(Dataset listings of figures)
··········

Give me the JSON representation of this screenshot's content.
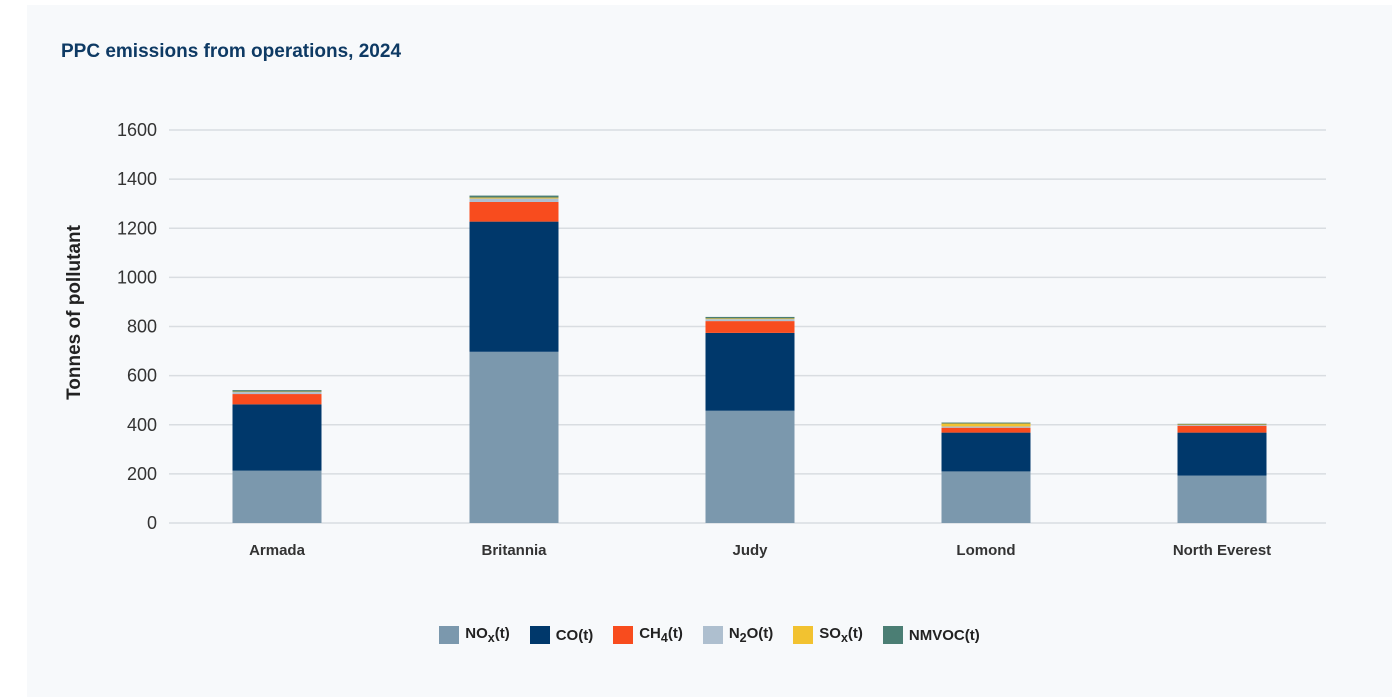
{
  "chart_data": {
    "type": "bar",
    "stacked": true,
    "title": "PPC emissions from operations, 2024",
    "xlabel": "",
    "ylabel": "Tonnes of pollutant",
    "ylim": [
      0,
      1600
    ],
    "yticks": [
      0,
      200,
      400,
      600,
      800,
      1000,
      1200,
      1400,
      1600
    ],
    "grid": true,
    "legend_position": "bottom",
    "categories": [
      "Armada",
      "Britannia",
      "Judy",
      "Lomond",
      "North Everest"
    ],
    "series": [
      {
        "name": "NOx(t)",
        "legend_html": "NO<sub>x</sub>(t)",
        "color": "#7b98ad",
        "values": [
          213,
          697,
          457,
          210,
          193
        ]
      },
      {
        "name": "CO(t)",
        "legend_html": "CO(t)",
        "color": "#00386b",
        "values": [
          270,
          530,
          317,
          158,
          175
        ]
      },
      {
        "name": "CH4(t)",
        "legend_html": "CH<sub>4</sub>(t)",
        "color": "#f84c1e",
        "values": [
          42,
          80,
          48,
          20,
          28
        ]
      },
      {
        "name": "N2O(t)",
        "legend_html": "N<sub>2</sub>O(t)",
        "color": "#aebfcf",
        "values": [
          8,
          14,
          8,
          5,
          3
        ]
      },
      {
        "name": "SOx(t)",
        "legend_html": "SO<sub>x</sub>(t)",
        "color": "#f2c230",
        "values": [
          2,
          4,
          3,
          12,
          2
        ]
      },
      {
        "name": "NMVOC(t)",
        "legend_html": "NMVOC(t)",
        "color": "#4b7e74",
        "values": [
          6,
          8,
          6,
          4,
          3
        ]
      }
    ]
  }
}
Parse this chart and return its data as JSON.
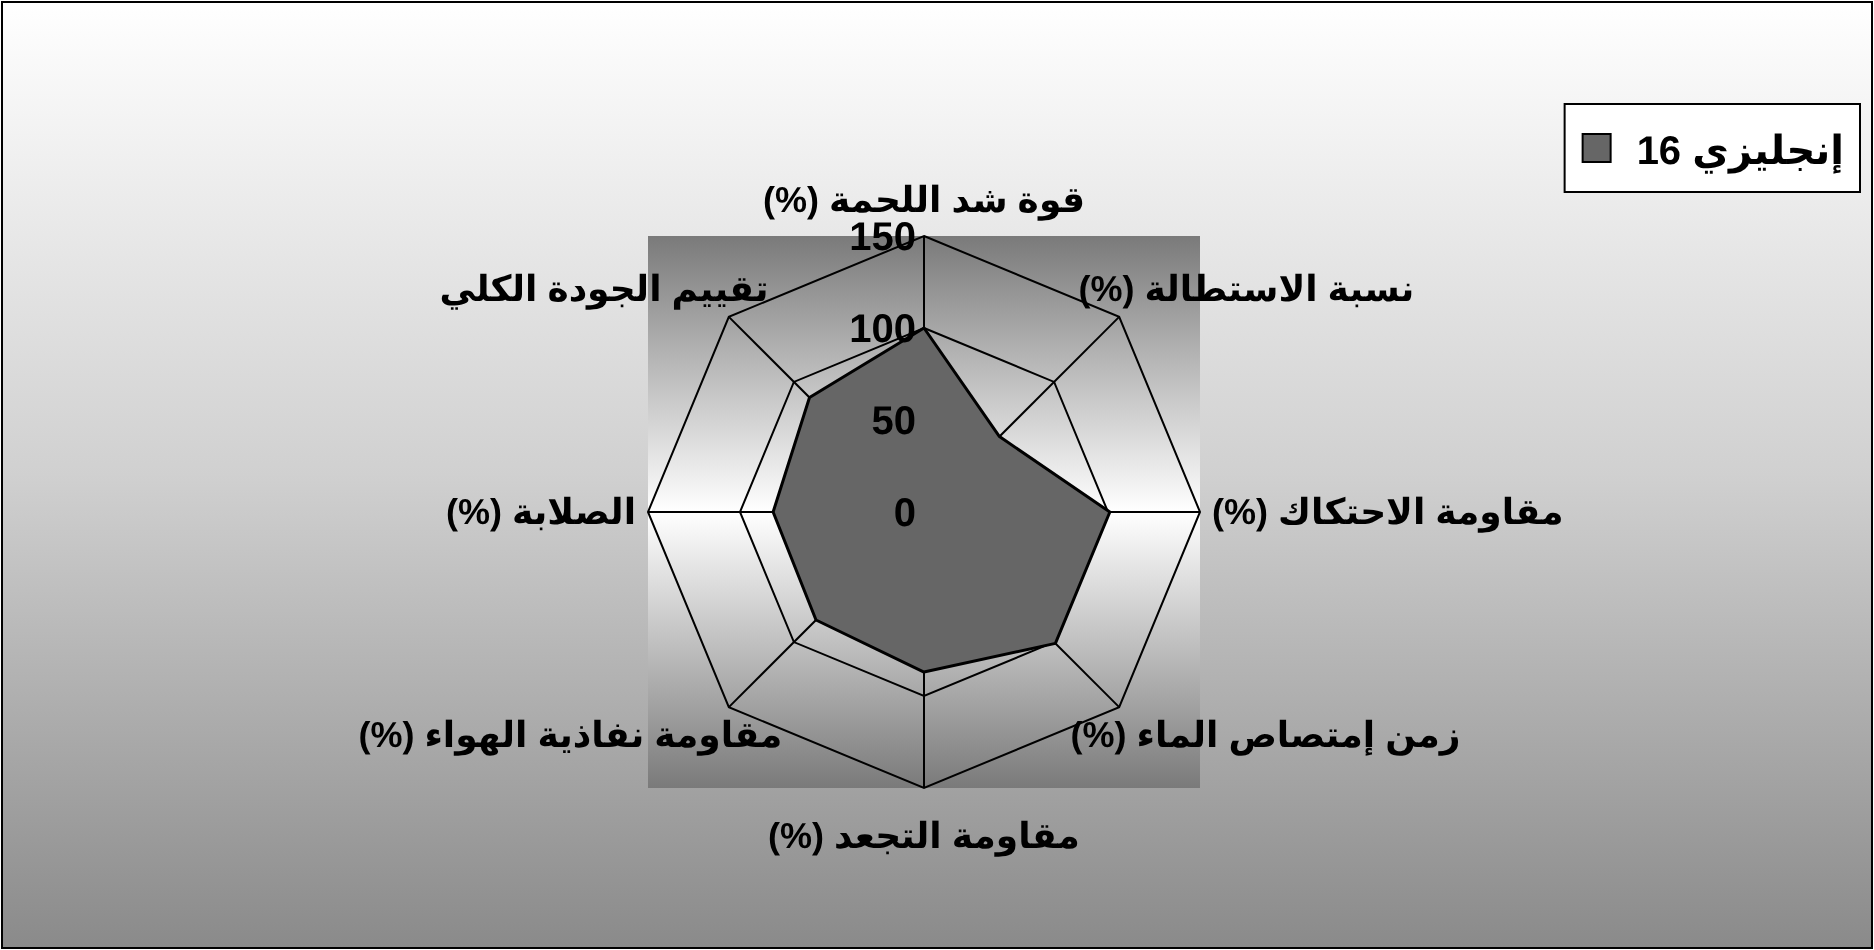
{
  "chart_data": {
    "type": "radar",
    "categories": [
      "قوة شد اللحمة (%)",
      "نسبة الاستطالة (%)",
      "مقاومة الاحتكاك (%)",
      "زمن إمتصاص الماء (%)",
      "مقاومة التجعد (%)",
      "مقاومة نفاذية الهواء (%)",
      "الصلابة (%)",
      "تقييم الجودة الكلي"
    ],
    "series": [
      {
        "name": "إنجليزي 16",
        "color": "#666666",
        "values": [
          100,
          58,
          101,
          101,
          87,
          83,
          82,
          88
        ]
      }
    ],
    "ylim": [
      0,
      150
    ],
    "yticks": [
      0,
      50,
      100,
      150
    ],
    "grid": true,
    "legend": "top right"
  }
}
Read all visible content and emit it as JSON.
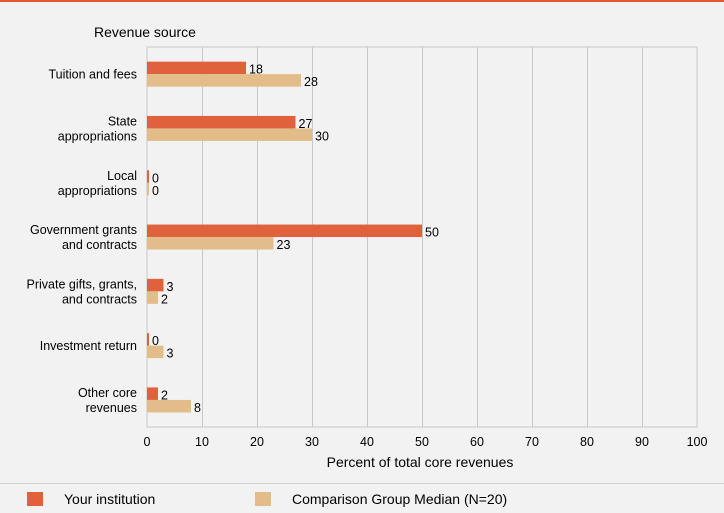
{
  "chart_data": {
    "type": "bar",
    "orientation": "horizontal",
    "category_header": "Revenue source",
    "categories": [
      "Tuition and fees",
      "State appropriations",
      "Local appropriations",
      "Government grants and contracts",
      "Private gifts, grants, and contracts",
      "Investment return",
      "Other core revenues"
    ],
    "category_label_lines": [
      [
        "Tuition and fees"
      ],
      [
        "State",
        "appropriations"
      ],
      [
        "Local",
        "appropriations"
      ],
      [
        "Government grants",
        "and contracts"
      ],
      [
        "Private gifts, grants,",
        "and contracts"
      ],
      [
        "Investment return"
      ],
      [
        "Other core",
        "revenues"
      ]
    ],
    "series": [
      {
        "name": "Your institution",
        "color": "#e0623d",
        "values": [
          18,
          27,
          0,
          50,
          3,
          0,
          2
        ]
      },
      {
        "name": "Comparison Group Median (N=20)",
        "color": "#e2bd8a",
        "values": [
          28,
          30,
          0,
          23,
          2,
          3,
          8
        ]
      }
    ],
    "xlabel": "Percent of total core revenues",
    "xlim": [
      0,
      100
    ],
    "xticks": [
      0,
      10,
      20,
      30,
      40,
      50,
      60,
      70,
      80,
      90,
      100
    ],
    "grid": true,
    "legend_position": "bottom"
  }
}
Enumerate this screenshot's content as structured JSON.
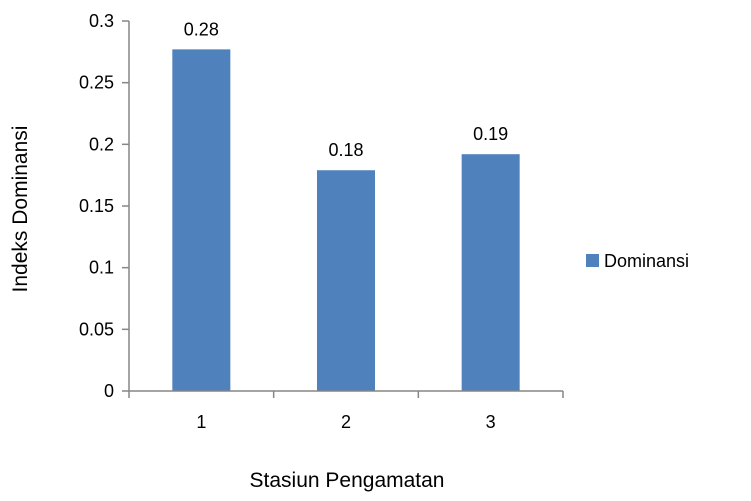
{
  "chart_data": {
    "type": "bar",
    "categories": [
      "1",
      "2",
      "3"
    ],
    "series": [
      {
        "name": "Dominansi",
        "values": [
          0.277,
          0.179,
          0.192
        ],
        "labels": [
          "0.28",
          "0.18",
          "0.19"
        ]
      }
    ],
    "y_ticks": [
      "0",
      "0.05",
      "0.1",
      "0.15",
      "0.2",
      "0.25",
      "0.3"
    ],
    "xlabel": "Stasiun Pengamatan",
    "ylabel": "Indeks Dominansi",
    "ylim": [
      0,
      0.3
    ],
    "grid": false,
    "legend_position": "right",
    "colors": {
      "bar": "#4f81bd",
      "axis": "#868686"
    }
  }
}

··········

Output exactly the lines from the one containing "Enumerate this screenshot's" through the last line of the records above, both included, and leave out the pictures.

**SOLUTION TO THIS EXERCISE:**
Enumerate this screenshot's content as structured JSON.
{
  "chart_data": {
    "type": "bar",
    "categories": [
      "1",
      "2",
      "3"
    ],
    "series": [
      {
        "name": "Dominansi",
        "values": [
          0.277,
          0.179,
          0.192
        ],
        "labels": [
          "0.28",
          "0.18",
          "0.19"
        ]
      }
    ],
    "y_ticks": [
      "0",
      "0.05",
      "0.1",
      "0.15",
      "0.2",
      "0.25",
      "0.3"
    ],
    "xlabel": "Stasiun Pengamatan",
    "ylabel": "Indeks Dominansi",
    "ylim": [
      0,
      0.3
    ],
    "grid": false,
    "legend_position": "right",
    "colors": {
      "bar": "#4f81bd",
      "axis": "#868686"
    }
  }
}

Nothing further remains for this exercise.